START Provided data

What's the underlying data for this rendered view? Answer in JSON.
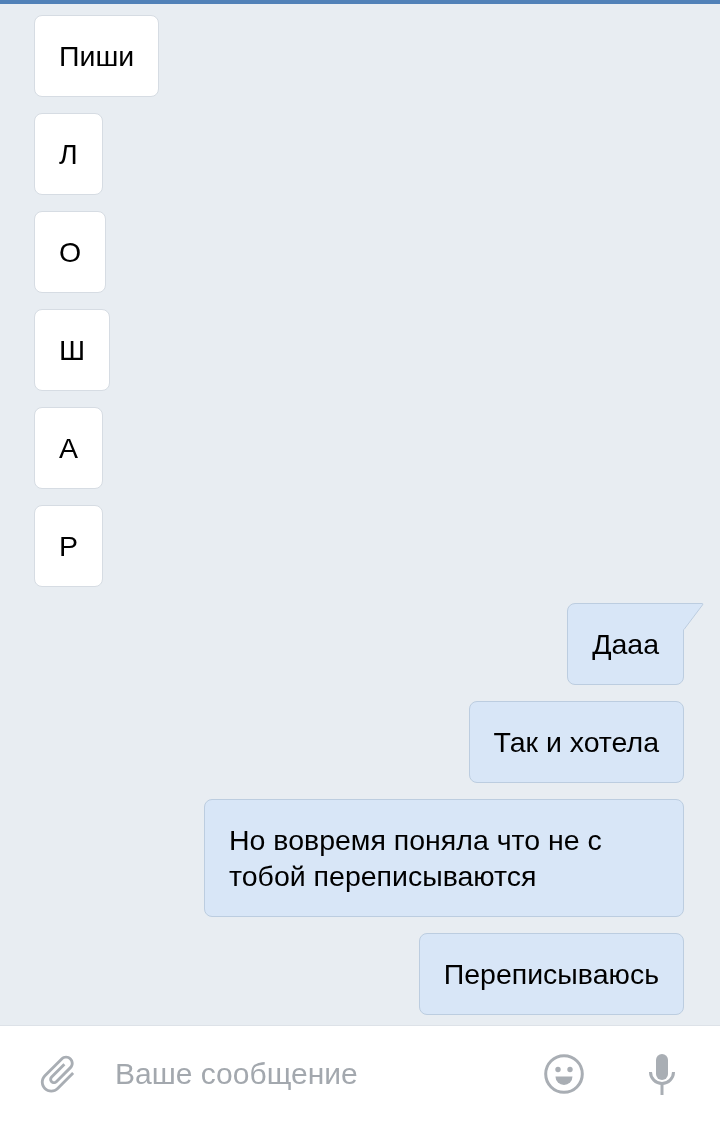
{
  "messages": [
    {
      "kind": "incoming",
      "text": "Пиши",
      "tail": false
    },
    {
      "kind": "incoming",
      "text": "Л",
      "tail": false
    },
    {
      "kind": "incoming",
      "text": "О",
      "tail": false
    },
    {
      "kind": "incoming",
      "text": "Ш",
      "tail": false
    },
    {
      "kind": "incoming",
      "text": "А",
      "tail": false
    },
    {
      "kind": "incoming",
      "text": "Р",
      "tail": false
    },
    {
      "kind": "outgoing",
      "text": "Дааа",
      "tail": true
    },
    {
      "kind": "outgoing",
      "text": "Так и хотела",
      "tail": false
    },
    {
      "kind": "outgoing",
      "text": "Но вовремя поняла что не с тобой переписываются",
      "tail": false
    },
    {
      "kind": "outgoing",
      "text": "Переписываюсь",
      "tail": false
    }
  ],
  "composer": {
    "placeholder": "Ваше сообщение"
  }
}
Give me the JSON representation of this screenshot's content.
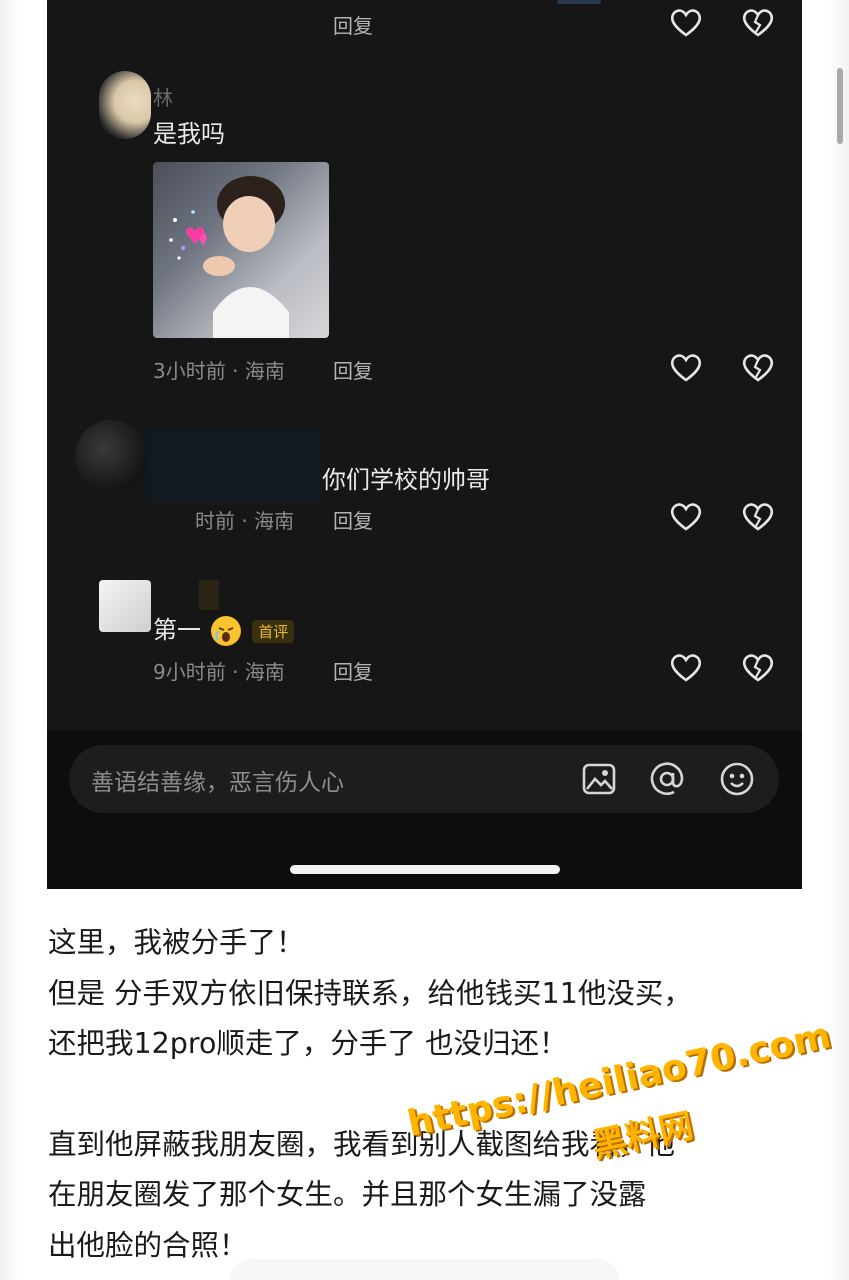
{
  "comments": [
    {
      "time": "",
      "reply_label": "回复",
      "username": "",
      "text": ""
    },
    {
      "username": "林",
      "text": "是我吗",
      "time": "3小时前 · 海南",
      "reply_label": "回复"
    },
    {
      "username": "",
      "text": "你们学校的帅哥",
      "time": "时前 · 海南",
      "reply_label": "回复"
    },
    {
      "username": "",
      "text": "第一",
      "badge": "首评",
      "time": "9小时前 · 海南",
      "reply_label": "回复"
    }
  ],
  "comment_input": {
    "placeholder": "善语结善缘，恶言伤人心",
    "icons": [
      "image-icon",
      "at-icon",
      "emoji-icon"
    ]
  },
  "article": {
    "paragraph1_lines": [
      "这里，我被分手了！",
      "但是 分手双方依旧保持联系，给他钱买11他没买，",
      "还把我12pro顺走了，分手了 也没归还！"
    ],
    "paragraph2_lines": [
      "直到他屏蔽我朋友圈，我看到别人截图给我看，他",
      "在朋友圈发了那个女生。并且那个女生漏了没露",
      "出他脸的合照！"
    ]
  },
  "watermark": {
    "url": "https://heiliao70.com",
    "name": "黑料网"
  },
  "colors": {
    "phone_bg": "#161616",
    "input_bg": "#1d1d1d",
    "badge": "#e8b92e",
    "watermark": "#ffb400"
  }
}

END Provided data
START Provided data

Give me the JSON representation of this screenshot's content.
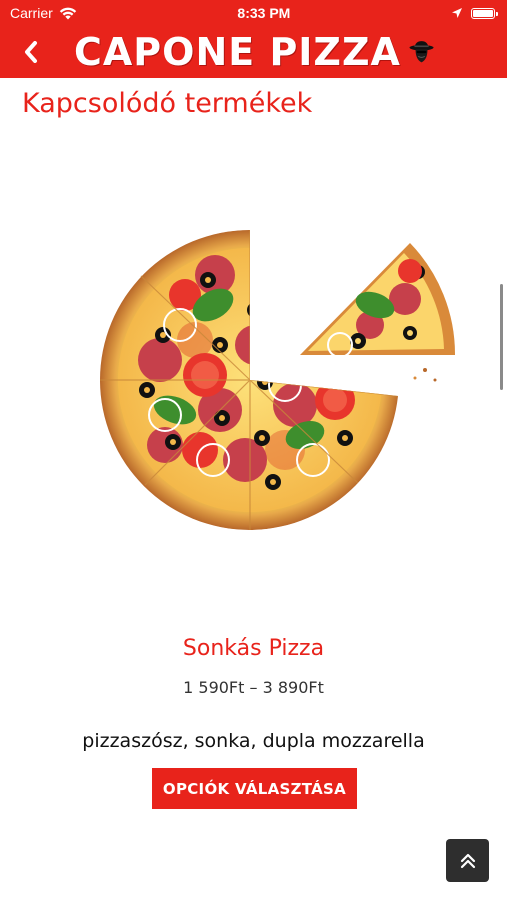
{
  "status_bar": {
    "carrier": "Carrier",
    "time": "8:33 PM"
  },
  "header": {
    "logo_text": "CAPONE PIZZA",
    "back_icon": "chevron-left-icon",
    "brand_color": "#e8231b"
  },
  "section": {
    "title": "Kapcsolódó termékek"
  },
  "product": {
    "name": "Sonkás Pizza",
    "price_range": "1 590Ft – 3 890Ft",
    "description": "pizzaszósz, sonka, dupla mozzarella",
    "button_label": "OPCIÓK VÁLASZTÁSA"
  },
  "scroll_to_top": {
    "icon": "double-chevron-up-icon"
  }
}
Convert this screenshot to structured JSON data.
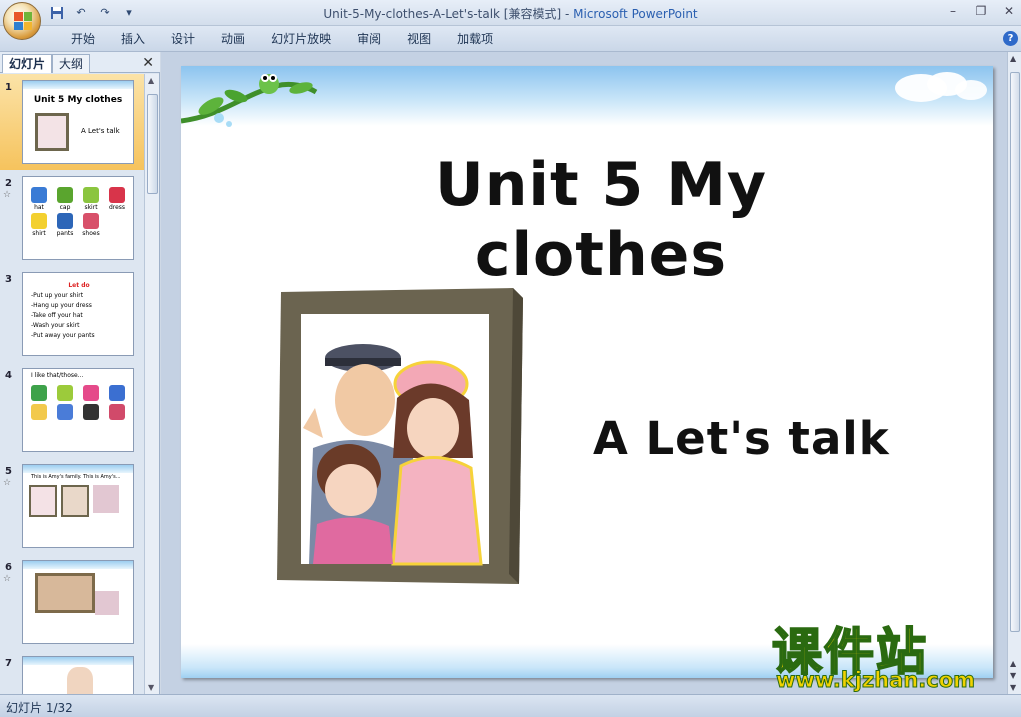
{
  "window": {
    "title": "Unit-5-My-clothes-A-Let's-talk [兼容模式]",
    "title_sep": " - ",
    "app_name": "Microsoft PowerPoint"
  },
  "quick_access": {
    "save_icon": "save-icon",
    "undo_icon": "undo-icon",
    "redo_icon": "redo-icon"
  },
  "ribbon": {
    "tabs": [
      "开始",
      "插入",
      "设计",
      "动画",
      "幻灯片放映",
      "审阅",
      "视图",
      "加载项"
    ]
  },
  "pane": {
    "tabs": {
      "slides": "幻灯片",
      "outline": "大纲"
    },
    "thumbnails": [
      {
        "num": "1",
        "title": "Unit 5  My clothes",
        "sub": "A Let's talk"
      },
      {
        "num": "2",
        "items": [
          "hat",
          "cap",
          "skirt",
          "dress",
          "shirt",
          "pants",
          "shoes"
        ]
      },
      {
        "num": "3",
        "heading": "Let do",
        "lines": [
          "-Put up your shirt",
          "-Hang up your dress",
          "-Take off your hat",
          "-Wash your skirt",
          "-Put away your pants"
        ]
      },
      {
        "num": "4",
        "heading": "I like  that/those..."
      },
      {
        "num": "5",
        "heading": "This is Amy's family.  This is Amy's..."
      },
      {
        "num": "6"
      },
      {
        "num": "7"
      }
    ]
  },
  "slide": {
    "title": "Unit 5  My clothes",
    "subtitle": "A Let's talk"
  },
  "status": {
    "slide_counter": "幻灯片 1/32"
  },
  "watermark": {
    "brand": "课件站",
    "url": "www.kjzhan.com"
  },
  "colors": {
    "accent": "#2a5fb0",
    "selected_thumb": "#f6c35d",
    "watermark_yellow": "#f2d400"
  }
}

END Provided data

Set problem:
How many lines in the listing above contain the string "your"? Answer with the number only.

Solution for this problem:
5